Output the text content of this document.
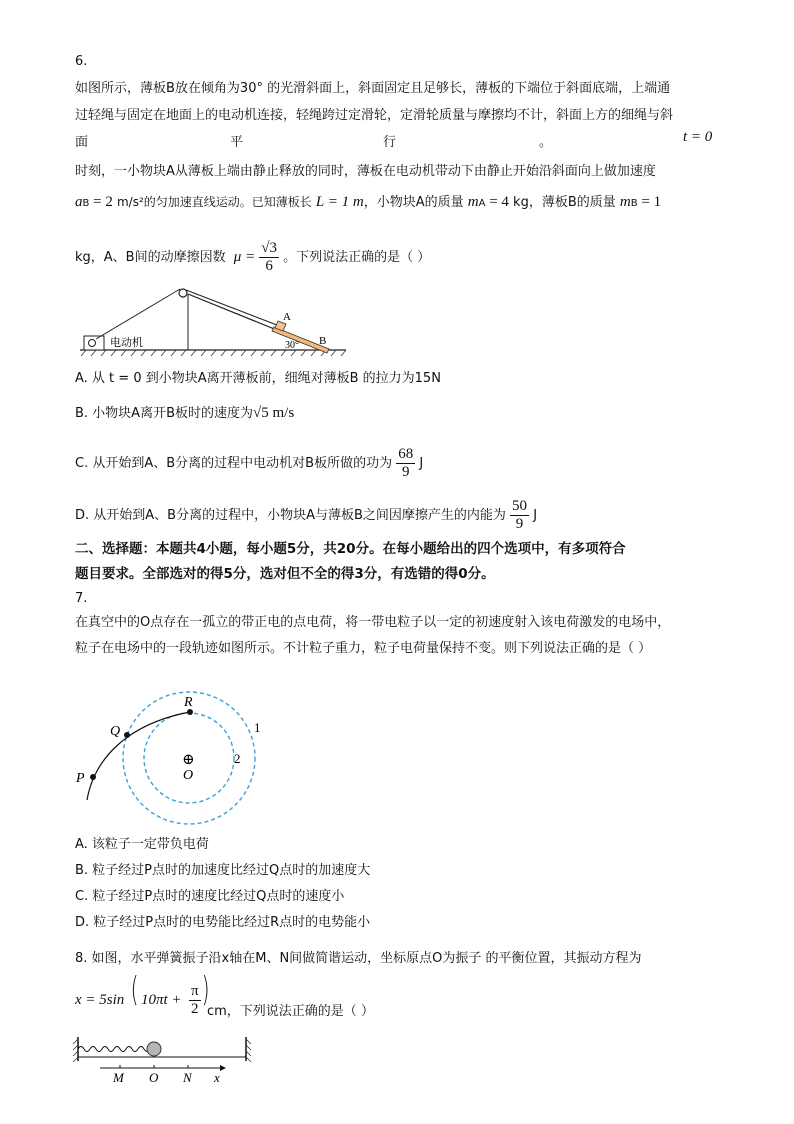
6.
如图所示，薄板B放在倾角为30° 的光滑斜面上，斜面固定且足够长，薄板的下端位于斜面底端，上端通
过轻绳与固定在地面上的电动机连接，轻绳跨过定滑轮，定滑轮质量与摩擦均不计，斜面上方的细绳与斜
面	平	行	。	t = 0
时刻，一小物块A从薄板上端由静止释放的同时，薄板在电动机带动下由静止开始沿斜面向上做加速度
aB = 2 m/s²的匀加速直线运动。已知薄板长 L = 1 m，小物块A的质量 mA = 4 kg，薄板B的质量 mB = 1
kg，A、B间的动摩擦因数 $\mu = \frac{√3}{6}$ 。下列说法正确的是（ ）
电动机
A
B
30°
A. 从 t = 0 到小物块A离开薄板前，细绳对薄板B 的拉力为15N
B. 小物块A离开B板时的速度为√5 m/s
C. 从开始到A、B分离的过程中电动机对B板所做的功为 $\frac{68}{9}$ J
D. 从开始到A、B分离的过程中，小物块A与薄板B之间因摩擦产生的内能为 $\frac{50}{9}$ J
二、选择题：本题共4小题，每小题5分，共20分。在每小题给出的四个选项中，有多项符合
题目要求。全部选对的得5分，选对但不全的得3分，有选错的得0分。
7.
在真空中的O点存在一孤立的带正电的点电荷，将一带电粒子以一定的初速度射入该电荷激发的电场中，
粒子在电场中的一段轨迹如图所示。不计粒子重力，粒子电荷量保持不变。则下列说法正确的是（ ）
R
Q
P
⊕
O
1
2
A. 该粒子一定带负电荷
B. 粒子经过P点时的加速度比经过Q点时的加速度大
C. 粒子经过P点时的速度比经过Q点时的速度小
D. 粒子经过P点时的电势能比经过R点时的电势能小
8. 如图，水平弹簧振子沿x轴在M、N间做简谐运动，坐标原点O为振子 的平衡位置，其振动方程为
x = 5sin ( $10\pi t + \frac{\pi}{2}$ )
cm，下列说法正确的是（ ）
M O N x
=====
Exercise: Go through the listing above and write it all out exactly, leaving out any picture.

Solution for this problem:
Output the text content of this document.
6.
如图所示，薄板B放在倾角为30° 的光滑斜面上，斜面固定且足够长，薄板的下端位于斜面底端，上端通
过轻绳与固定在地面上的电动机连接，轻绳跨过定滑轮，定滑轮质量与摩擦均不计，斜面上方的细绳与斜
面	平	行	。	t = 0
时刻，一小物块A从薄板上端由静止释放的同时，薄板在电动机带动下由静止开始沿斜面向上做加速度
aB = 2 m/s²的匀加速直线运动。已知薄板长 L = 1 m，小物块A的质量 mA = 4 kg，薄板B的质量 mB = 1
kg，A、B间的动摩擦因数 $\mu = \frac{√3}{6}$ 。下列说法正确的是（ ）
电动机
A
B
30°
A. 从 t = 0 到小物块A离开薄板前，细绳对薄板B 的拉力为15N
B. 小物块A离开B板时的速度为√5 m/s
C. 从开始到A、B分离的过程中电动机对B板所做的功为 $\frac{68}{9}$ J
D. 从开始到A、B分离的过程中，小物块A与薄板B之间因摩擦产生的内能为 $\frac{50}{9}$ J
二、选择题：本题共4小题，每小题5分，共20分。在每小题给出的四个选项中，有多项符合
题目要求。全部选对的得5分，选对但不全的得3分，有选错的得0分。
7.
在真空中的O点存在一孤立的带正电的点电荷，将一带电粒子以一定的初速度射入该电荷激发的电场中，
粒子在电场中的一段轨迹如图所示。不计粒子重力，粒子电荷量保持不变。则下列说法正确的是（ ）
R
Q
P
⊕
O
1
2
A. 该粒子一定带负电荷
B. 粒子经过P点时的加速度比经过Q点时的加速度大
C. 粒子经过P点时的速度比经过Q点时的速度小
D. 粒子经过P点时的电势能比经过R点时的电势能小
8. 如图，水平弹簧振子沿x轴在M、N间做简谐运动，坐标原点O为振子 的平衡位置，其振动方程为
x = 5sin ( $10\pi t + \frac{\pi}{2}$ )
cm，下列说法正确的是（ ）
M O N x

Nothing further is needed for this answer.